Output every line below without omitting or altering anything.

#### Recorded data ####

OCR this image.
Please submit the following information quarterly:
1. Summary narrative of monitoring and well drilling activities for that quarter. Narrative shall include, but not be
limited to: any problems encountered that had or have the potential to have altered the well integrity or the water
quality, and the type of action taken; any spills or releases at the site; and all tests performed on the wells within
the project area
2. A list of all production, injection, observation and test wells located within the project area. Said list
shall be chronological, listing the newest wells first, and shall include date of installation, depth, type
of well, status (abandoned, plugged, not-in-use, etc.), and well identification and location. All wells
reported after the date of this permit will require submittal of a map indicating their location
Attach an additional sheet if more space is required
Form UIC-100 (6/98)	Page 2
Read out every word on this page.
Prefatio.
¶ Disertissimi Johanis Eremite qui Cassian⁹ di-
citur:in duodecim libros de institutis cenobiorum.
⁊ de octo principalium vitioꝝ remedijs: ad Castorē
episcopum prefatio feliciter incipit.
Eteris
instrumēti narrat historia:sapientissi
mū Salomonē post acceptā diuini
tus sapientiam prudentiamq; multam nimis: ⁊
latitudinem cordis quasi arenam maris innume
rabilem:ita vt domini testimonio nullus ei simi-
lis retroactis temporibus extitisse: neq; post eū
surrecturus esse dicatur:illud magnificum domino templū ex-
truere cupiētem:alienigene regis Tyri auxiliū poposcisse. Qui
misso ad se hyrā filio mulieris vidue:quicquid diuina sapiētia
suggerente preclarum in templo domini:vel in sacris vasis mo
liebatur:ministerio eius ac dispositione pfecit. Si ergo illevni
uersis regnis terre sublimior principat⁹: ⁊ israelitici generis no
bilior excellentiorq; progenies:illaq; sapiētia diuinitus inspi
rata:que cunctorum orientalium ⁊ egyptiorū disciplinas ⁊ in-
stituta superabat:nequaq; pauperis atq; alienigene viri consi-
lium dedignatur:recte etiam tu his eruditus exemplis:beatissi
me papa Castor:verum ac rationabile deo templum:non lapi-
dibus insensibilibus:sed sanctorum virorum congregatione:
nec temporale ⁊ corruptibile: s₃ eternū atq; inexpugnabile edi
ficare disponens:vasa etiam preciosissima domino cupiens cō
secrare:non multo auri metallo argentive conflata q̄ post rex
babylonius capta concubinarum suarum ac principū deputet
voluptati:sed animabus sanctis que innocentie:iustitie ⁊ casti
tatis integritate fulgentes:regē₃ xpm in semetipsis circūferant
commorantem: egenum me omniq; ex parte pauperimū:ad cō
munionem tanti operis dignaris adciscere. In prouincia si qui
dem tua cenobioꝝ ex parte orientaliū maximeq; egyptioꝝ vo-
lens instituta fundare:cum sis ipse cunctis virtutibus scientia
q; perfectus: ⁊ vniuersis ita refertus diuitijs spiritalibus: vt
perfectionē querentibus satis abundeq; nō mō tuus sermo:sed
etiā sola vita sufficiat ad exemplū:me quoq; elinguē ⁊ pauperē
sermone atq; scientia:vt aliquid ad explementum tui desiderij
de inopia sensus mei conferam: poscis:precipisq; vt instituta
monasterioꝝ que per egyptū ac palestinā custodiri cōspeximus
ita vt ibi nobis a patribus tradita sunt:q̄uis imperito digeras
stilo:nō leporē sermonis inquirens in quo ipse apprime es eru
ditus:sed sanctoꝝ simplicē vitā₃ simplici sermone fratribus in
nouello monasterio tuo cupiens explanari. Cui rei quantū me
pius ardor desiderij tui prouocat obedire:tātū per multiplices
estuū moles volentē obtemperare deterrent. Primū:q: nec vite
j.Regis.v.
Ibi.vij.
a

####

Output below:
OCR this image.
Please submit the following information quarterly:
1. Summary narrative of monitoring and well drilling activities for that quarter. Narrative shall include, but not be
limited to: any problems encountered that had or have the potential to have altered the well integrity or the water
quality, and the type of action taken; any spills or releases at the site; and all tests performed on the wells within
the project area
2. A list of all production, injection, observation and test wells located within the project area. Said list
shall be chronological, listing the newest wells first, and shall include date of installation, depth, type
of well, status (abandoned, plugged, not-in-use, etc.), and well identification and location. All wells
reported after the date of this permit will require submittal of a map indicating their location
Attach an additional sheet if more space is required
Form UIC-100 (6/98)	Page 2
Read out every word on this page.
Prefatio.
¶ Disertissimi Johanis Eremite qui Cassian⁹ di-
citur:in duodecim libros de institutis cenobiorum.
⁊ de octo principalium vitioꝝ remedijs: ad Castorē
episcopum prefatio feliciter incipit.
Eteris
instrumēti narrat historia:sapientissi
mū Salomonē post acceptā diuini
tus sapientiam prudentiamq; multam nimis: ⁊
latitudinem cordis quasi arenam maris innume
rabilem:ita vt domini testimonio nullus ei simi-
lis retroactis temporibus extitisse: neq; post eū
surrecturus esse dicatur:illud magnificum domino templū ex-
truere cupiētem:alienigene regis Tyri auxiliū poposcisse. Qui
misso ad se hyrā filio mulieris vidue:quicquid diuina sapiētia
suggerente preclarum in templo domini:vel in sacris vasis mo
liebatur:ministerio eius ac dispositione pfecit. Si ergo illevni
uersis regnis terre sublimior principat⁹: ⁊ israelitici generis no
bilior excellentiorq; progenies:illaq; sapiētia diuinitus inspi
rata:que cunctorum orientalium ⁊ egyptiorū disciplinas ⁊ in-
stituta superabat:nequaq; pauperis atq; alienigene viri consi-
lium dedignatur:recte etiam tu his eruditus exemplis:beatissi
me papa Castor:verum ac rationabile deo templum:non lapi-
dibus insensibilibus:sed sanctorum virorum congregatione:
nec temporale ⁊ corruptibile: s₃ eternū atq; inexpugnabile edi
ficare disponens:vasa etiam preciosissima domino cupiens cō
secrare:non multo auri metallo argentive conflata q̄ post rex
babylonius capta concubinarum suarum ac principū deputet
voluptati:sed animabus sanctis que innocentie:iustitie ⁊ casti
tatis integritate fulgentes:regē₃ xpm in semetipsis circūferant
commorantem: egenum me omniq; ex parte pauperimū:ad cō
munionem tanti operis dignaris adciscere. In prouincia si qui
dem tua cenobioꝝ ex parte orientaliū maximeq; egyptioꝝ vo-
lens instituta fundare:cum sis ipse cunctis virtutibus scientia
q; perfectus: ⁊ vniuersis ita refertus diuitijs spiritalibus: vt
perfectionē querentibus satis abundeq; nō mō tuus sermo:sed
etiā sola vita sufficiat ad exemplū:me quoq; elinguē ⁊ pauperē
sermone atq; scientia:vt aliquid ad explementum tui desiderij
de inopia sensus mei conferam: poscis:precipisq; vt instituta
monasterioꝝ que per egyptū ac palestinā custodiri cōspeximus
ita vt ibi nobis a patribus tradita sunt:q̄uis imperito digeras
stilo:nō leporē sermonis inquirens in quo ipse apprime es eru
ditus:sed sanctoꝝ simplicē vitā₃ simplici sermone fratribus in
nouello monasterio tuo cupiens explanari. Cui rei quantū me
pius ardor desiderij tui prouocat obedire:tātū per multiplices
estuū moles volentē obtemperare deterrent. Primū:q: nec vite
j.Regis.v.
Ibi.vij.
a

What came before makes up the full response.